■ Alıntı:
Aktifler veya toplam varlıklar, bilanço hazırlanırken işletmelerin sahip olduğu bütün kaynakların tamamının piyasa değerini gösterir. Toplam varlıklar; dönen varlıklar, bağlı varlıklar ve sabit varlıklar başlıklarından oluşur. Dönen varlıklar, bankalardaki kaynaklar, tahviller, alacaklar ve stoklar; bağlı varlıklar ise, iştirakler ve diğer aktiflerden oluşmaktadır.

2.1.2.2. Toplam Yükümlülükler (Pasifler)

Toplam yükümlülükler ya da pasifler, işletmelerin bilanço tarihi itibarıyla toplam borçlarının değeridir. Bir başka ifade ile işletmenin ödeme yükümlülüklerinin değerini gösteren bir kalemdir. İşletmeye girdi sağlayan ve borç veren kişi, kurum ya da kuruluşların işletme üzerindeki finansal haklarının bir göstergesi olan pasifler, kısa vadeli borçlar ve uzun vadeli borçlar şeklinde ikiye ayrılır. Kısa vadeli borçlar, cari yükümlülükler olarak da tanımlanır (Demir ve Acar, 2002, s. 69).

2.1.2.3. Öz Kaynak (Öz Sermaye veya Öz Varlık)

Öz kaynak, “öz sermaye” ya da “öz varlık” olarak da adlandırılır. İşletme sahiplerinin toplam varlıklar üzerinde kişisel paylarının değerini gösterir. Öz kaynak göstergesi; aktifler toplamı (toplam varlıklar) ile pasifler toplamı (toplam

yükümlülükler) arasındaki farka eşit bir değerdir (Akgüç, 2008, s. 62). Bir işletme,

varlıklarını iki farklı kaynakla finanse eder. Bu kaynaklar öz kaynaklar ve yabancı kaynaklardır.

Öz kaynaklar, işletme sahiplerinin kendi olanakları ile tedarik ettikleri ya da kendi ceplerinden ayırdıkları kaynaklardır. Yabancı kaynaklar ise, işletme sahipleri dışında farklı kişi ya da kuruluşlardan gelen borçlardır. Yabancı kaynaklar, dışarıdan alınan kısa, orta ya da uzun vadeli borçlar olarak da tanımlanabilir. Bu sebeple öz varlıklar, işletme sahiplerinin işletme bilançosunda bulunan finansal payıdır. Başka bir ifade ile öz sermaye, işletme sahiplerinin işletme üzerinde sahip oldukları riskin büyüklüğünü temsil eder (Sultanoğlu ve Özerhan, 2018, s. 333).

(31)

■ Alıştırma Kayıtları:
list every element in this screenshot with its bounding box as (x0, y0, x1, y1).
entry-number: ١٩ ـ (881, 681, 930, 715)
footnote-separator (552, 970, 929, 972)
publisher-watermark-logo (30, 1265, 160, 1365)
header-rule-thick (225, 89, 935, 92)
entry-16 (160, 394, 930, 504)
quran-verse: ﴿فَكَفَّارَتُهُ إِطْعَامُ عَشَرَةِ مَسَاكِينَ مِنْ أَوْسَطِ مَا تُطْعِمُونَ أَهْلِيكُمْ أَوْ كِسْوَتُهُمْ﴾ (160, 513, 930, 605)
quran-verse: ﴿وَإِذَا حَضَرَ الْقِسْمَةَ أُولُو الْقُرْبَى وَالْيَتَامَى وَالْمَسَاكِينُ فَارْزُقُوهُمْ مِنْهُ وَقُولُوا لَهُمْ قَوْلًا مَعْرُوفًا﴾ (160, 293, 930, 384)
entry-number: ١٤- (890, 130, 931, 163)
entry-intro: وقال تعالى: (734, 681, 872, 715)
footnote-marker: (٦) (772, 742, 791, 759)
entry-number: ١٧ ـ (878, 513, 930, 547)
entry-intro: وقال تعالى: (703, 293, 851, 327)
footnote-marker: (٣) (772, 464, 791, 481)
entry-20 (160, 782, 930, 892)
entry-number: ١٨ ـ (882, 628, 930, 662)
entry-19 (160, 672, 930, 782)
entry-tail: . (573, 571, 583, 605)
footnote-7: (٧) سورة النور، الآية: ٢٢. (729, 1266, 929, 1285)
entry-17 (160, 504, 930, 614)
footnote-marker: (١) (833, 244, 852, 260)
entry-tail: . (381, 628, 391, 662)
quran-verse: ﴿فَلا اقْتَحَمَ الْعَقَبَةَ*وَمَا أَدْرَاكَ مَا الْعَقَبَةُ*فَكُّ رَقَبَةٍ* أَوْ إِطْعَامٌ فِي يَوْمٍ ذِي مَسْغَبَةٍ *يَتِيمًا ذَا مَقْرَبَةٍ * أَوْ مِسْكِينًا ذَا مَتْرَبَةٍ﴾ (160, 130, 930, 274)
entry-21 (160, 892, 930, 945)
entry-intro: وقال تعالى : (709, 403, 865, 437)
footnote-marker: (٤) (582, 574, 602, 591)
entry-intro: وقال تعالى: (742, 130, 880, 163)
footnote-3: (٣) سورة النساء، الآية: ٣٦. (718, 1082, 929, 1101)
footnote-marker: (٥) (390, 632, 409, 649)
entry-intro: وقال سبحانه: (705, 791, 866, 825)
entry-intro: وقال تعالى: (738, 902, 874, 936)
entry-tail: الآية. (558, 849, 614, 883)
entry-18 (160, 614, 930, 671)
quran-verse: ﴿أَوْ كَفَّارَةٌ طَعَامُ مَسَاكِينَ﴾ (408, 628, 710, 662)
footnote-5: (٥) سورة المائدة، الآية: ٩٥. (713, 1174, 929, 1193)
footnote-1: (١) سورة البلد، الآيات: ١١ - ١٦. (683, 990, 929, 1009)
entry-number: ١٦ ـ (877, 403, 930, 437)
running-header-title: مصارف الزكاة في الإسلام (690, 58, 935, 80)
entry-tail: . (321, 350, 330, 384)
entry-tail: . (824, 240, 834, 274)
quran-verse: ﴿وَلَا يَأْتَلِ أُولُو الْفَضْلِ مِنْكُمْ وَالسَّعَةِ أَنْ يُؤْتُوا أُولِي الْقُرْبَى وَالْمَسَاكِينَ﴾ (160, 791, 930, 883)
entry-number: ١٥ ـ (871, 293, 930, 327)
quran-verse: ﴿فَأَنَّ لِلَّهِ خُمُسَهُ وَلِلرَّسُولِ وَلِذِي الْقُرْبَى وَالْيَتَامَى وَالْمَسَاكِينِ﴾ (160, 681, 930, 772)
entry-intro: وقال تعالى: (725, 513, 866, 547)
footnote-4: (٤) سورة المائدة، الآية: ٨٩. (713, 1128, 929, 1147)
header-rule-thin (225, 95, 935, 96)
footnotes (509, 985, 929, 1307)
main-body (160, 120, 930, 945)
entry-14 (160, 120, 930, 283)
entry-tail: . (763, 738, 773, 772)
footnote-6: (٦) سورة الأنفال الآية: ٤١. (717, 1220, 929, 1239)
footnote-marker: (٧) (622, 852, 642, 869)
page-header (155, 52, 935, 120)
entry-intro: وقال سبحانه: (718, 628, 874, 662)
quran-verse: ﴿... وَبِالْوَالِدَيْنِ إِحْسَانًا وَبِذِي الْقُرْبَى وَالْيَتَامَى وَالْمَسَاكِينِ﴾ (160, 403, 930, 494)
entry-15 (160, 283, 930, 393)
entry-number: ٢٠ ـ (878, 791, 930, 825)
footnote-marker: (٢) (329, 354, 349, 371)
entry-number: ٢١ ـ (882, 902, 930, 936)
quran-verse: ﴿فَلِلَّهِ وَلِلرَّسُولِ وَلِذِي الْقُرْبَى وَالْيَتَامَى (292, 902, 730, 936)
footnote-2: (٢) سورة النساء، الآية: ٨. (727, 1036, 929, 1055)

■ Yönergeler:
A. Bilanço kalemlerini anlatan alıntıdaki şu cümleyi İngilizceye çevirin: "Toplam yükümlülükler ya da pasifler, işletmelerin bilanço tarihi itibarıyla toplam borçlarının değeridir."
B. Kayıtlardan, başlangıçtan "header-rule-thick (225, 89, 935, 92)" geçen satıra kadar uzanan bölümü, her iki ucu da dahil ederek alıntılayın.
Alıntı ile kayıtlar birbirinden bağımsız iki ayrı malzemedir.

■ Görev Yanıtları:
A. Total liabilities, or liabilities, are the value of the total debts of businesses as of the balance sheet date.

B.
list every element in this screenshot with its bounding box as (x0, y0, x1, y1).
entry-number: ١٩ ـ (881, 681, 930, 715)
footnote-separator (552, 970, 929, 972)
publisher-watermark-logo (30, 1265, 160, 1365)
header-rule-thick (225, 89, 935, 92)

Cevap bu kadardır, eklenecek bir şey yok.